* What to do:
From the entries provided below, copy each line that contains the word "JSON".

[Stored data]
— START —
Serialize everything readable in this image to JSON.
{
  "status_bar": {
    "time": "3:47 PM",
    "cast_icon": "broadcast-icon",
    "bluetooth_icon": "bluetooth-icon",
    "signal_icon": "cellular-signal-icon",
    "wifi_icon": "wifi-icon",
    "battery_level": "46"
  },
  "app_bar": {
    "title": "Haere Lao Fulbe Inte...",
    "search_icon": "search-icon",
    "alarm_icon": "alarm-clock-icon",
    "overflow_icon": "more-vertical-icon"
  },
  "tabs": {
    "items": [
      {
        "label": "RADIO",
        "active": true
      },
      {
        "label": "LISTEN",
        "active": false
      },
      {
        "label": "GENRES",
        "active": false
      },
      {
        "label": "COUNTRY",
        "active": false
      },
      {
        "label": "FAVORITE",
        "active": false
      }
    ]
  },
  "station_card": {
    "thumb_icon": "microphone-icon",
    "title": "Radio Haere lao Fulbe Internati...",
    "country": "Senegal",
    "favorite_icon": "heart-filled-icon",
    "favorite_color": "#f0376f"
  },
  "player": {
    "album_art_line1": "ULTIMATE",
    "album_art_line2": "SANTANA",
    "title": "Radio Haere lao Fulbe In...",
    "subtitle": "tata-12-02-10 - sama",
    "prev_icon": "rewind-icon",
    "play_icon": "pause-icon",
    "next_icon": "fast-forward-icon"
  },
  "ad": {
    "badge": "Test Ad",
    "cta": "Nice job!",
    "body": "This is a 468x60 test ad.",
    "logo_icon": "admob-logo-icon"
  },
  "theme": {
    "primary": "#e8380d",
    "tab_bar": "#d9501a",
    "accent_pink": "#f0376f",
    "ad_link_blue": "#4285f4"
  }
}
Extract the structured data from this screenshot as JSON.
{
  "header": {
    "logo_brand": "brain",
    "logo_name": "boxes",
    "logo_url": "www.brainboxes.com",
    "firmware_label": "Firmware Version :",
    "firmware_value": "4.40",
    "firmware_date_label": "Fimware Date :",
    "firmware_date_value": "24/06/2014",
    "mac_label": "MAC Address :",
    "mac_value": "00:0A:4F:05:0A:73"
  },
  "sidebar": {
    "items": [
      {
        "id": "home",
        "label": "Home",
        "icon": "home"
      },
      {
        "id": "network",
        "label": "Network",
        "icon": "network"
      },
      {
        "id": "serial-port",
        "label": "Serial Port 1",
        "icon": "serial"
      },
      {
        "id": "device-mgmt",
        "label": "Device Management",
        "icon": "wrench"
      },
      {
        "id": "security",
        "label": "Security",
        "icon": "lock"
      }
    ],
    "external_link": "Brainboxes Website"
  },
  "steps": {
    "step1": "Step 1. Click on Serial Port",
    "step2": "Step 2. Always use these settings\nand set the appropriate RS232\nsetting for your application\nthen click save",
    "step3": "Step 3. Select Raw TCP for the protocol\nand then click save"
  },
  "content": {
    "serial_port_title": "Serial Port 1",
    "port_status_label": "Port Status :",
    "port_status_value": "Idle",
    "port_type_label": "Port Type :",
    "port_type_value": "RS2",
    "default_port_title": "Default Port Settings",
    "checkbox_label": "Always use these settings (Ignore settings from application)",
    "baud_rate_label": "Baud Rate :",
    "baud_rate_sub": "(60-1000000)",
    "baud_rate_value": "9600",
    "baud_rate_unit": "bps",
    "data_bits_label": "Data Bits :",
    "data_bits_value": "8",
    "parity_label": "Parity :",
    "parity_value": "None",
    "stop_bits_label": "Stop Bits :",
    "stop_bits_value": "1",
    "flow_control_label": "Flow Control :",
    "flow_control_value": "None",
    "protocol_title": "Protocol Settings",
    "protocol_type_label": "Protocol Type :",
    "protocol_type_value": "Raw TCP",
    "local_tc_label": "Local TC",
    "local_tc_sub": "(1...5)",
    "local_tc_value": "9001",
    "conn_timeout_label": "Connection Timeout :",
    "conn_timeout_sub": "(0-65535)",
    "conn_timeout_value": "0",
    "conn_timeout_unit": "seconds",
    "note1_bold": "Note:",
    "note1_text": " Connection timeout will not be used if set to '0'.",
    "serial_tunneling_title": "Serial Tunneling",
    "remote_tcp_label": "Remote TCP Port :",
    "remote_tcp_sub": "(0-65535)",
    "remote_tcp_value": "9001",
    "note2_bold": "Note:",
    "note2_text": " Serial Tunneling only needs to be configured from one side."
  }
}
— END —
* Exercise answer:
Serialize everything readable in this image to JSON.
Extract the structured data from this screenshot as JSON.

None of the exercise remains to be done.